[WRITTEN REQUEST] Pull out every line below holding the word "NOAA".

[EXCERPTED RECORDS]
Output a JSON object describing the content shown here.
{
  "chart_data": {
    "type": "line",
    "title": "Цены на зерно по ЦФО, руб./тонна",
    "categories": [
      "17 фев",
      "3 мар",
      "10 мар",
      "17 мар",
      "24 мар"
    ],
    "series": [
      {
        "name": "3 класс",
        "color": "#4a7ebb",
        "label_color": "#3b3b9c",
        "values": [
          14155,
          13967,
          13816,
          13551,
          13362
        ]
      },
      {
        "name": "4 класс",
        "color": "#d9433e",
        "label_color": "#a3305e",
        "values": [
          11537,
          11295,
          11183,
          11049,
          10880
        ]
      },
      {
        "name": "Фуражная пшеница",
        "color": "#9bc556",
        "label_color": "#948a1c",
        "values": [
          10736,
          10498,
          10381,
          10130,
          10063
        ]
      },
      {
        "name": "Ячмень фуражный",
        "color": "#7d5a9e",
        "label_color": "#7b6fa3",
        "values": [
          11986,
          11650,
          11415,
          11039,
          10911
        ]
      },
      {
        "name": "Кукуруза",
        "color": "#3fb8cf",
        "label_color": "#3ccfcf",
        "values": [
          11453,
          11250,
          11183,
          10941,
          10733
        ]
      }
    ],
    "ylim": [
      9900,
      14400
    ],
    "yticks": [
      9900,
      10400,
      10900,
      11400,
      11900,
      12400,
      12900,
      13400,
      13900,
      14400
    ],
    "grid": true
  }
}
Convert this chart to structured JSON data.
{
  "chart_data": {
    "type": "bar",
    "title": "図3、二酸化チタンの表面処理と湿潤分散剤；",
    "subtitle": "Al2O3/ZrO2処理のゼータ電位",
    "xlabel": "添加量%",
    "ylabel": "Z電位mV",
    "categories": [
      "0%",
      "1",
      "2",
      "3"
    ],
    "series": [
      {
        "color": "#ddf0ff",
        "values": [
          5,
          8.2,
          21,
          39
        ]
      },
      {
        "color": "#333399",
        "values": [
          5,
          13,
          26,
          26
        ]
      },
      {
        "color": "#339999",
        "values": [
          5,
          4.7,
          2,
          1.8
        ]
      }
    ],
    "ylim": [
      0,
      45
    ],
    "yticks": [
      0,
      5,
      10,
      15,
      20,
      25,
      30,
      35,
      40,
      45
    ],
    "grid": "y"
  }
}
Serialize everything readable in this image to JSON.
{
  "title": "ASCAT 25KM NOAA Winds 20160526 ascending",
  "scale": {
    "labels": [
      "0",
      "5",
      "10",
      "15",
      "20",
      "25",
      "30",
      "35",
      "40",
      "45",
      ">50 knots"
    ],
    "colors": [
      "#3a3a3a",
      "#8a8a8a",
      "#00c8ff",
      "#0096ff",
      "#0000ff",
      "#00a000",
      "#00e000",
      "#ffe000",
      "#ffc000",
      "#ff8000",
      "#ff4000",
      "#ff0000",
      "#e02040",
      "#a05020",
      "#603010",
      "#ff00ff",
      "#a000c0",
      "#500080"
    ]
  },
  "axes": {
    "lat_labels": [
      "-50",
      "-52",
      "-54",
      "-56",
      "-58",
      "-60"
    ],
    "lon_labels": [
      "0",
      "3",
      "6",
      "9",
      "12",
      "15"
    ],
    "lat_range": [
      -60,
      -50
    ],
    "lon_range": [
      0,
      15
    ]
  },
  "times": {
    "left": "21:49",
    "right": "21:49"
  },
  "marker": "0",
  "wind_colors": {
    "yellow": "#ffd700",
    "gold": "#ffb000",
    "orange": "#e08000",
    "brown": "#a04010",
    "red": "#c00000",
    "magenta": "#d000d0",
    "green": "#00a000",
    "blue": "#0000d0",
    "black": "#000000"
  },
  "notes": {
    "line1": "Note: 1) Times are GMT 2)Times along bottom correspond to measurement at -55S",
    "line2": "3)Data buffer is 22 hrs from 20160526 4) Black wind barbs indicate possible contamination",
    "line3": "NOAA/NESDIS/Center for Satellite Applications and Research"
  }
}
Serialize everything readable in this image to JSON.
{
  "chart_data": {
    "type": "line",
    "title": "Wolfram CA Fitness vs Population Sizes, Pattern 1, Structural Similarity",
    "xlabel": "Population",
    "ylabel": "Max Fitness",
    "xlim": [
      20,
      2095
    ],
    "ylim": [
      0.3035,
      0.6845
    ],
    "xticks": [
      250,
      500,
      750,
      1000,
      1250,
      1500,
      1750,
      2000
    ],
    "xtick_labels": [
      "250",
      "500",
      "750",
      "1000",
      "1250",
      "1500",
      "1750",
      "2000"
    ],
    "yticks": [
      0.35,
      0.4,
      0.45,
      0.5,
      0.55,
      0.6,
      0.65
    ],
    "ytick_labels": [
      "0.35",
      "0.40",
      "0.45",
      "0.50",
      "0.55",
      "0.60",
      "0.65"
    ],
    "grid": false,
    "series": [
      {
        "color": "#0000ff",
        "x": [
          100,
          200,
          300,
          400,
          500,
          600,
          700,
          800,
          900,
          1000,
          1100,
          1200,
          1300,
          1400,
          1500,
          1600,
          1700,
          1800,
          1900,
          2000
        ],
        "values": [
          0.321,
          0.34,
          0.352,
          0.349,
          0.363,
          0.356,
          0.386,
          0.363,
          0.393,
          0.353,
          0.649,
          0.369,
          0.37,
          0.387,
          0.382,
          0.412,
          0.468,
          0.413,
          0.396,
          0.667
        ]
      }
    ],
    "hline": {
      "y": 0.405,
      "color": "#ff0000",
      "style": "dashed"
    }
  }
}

[FULL ANSWER]
  "title": "ASCAT 25KM NOAA Winds 20160526 ascending",
    "line3": "NOAA/NESDIS/Center for Satellite Applications and Research"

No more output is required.